Problem requirements: In the listing below, find every line with the string "JSON" and pull it out.

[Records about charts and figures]
==========

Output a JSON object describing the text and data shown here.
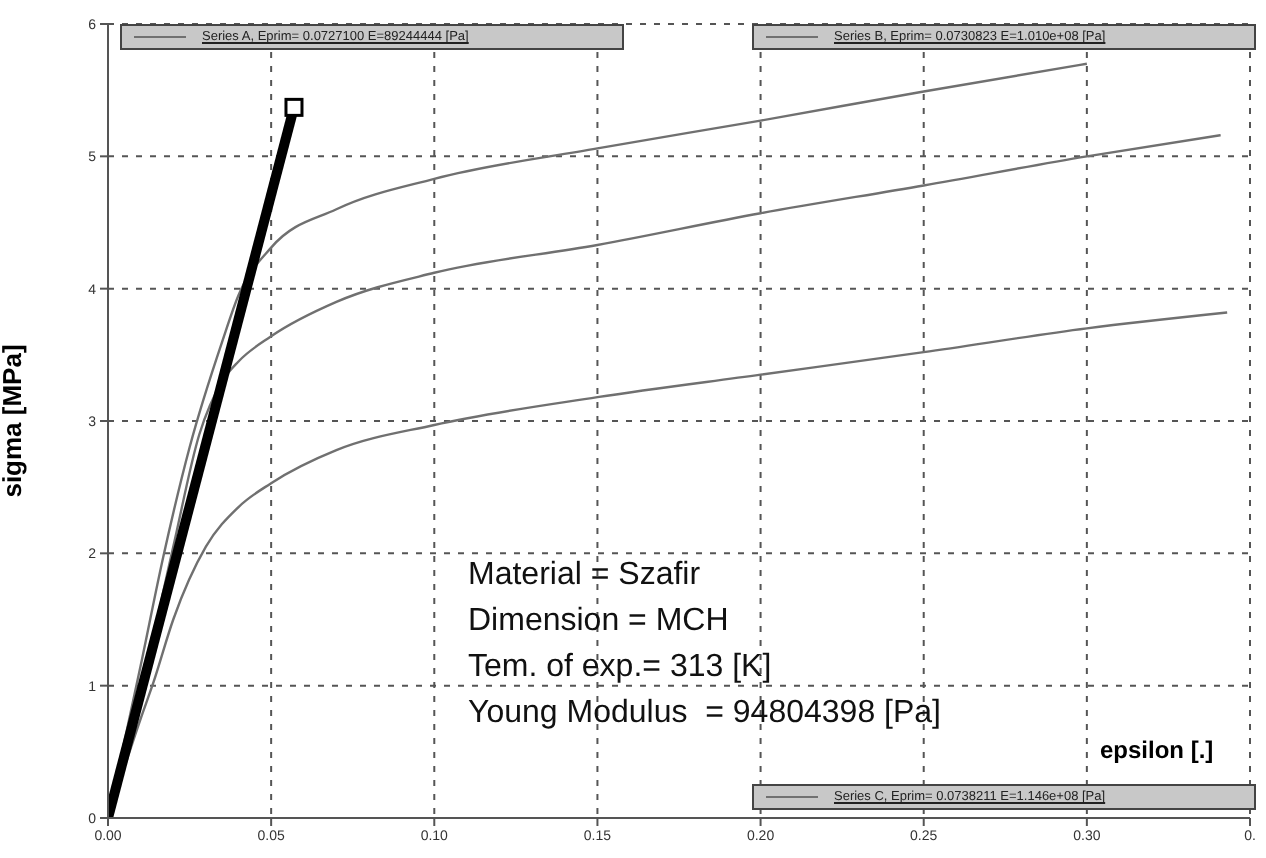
{
  "chart_data": {
    "type": "line",
    "xlabel": "epsilon [.]",
    "ylabel": "sigma [MPa]",
    "xlim": [
      0,
      0.35
    ],
    "ylim": [
      0,
      6
    ],
    "xticks": [
      {
        "value": 0,
        "label": "0.00"
      },
      {
        "value": 0.05,
        "label": "0.05"
      },
      {
        "value": 0.1,
        "label": "0.10"
      },
      {
        "value": 0.15,
        "label": "0.15"
      },
      {
        "value": 0.2,
        "label": "0.20"
      },
      {
        "value": 0.25,
        "label": "0.25"
      },
      {
        "value": 0.3,
        "label": "0.30"
      },
      {
        "value": 0.35,
        "label": "0."
      }
    ],
    "yticks": [
      0,
      1,
      2,
      3,
      4,
      5,
      6
    ],
    "grid": true,
    "legend": "top",
    "annotations": [
      "Material = Szafir",
      "Dimension = MCH",
      "Tem. of exp.= 313 [K]",
      "Young Modulus  = 94804398 [Pa]"
    ],
    "series": [
      {
        "name": "Series A, Eprim= 0.0727100 E=89244444 [Pa]",
        "color": "#707070",
        "x": [
          0,
          0.01,
          0.014,
          0.02,
          0.03,
          0.04,
          0.05,
          0.07,
          0.1,
          0.15,
          0.2,
          0.25,
          0.3,
          0.343
        ],
        "values": [
          0,
          0.75,
          1.03,
          1.5,
          2.05,
          2.35,
          2.53,
          2.78,
          2.97,
          3.18,
          3.35,
          3.52,
          3.7,
          3.82
        ]
      },
      {
        "name": "Series B, Eprim= 0.0730823 E=1.010e+08 [Pa]",
        "color": "#707070",
        "x": [
          0,
          0.01,
          0.02,
          0.028,
          0.035,
          0.04,
          0.05,
          0.07,
          0.1,
          0.15,
          0.2,
          0.25,
          0.3,
          0.341
        ],
        "values": [
          0,
          0.95,
          2.05,
          2.9,
          3.3,
          3.45,
          3.64,
          3.9,
          4.12,
          4.33,
          4.57,
          4.78,
          5.0,
          5.16
        ]
      },
      {
        "name": "Series C, Eprim= 0.0738211 E=1.146e+08 [Pa]",
        "color": "#707070",
        "x": [
          0,
          0.01,
          0.017,
          0.025,
          0.035,
          0.04,
          0.05,
          0.07,
          0.1,
          0.15,
          0.2,
          0.25,
          0.3
        ],
        "values": [
          0,
          1.15,
          1.98,
          2.8,
          3.6,
          3.95,
          4.31,
          4.6,
          4.83,
          5.06,
          5.27,
          5.49,
          5.7
        ]
      },
      {
        "color": "#000000",
        "x": [
          0,
          0.057
        ],
        "values": [
          0,
          5.37
        ],
        "marker": "square"
      }
    ]
  }
}
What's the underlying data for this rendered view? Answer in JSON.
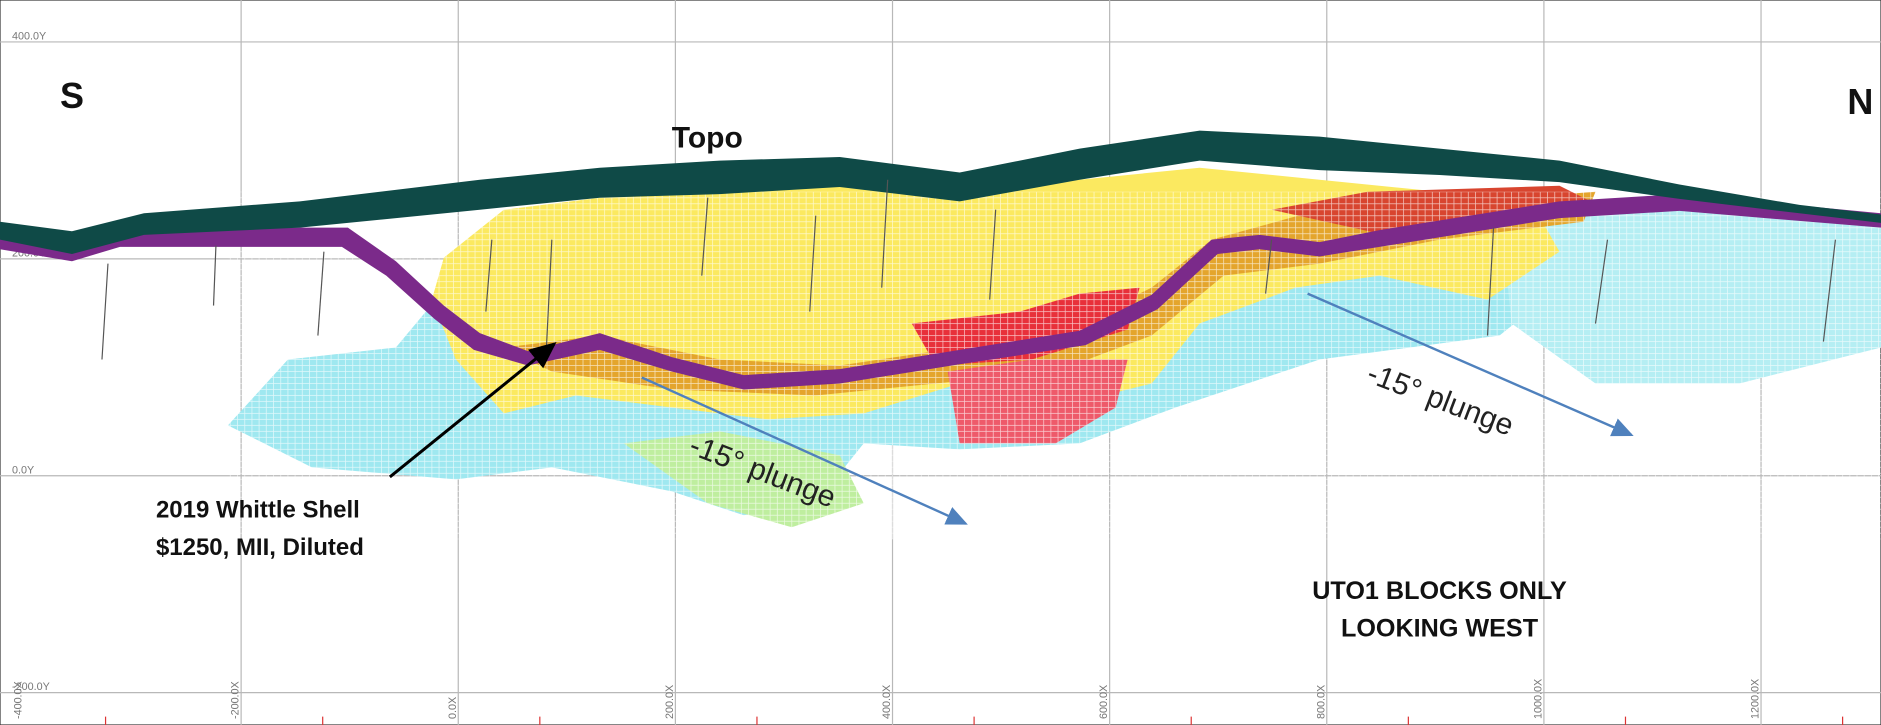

==========

Right answer:
Output a JSON object describing the text and data shown here.
What's the underlying data for this rendered view? Answer in JSON.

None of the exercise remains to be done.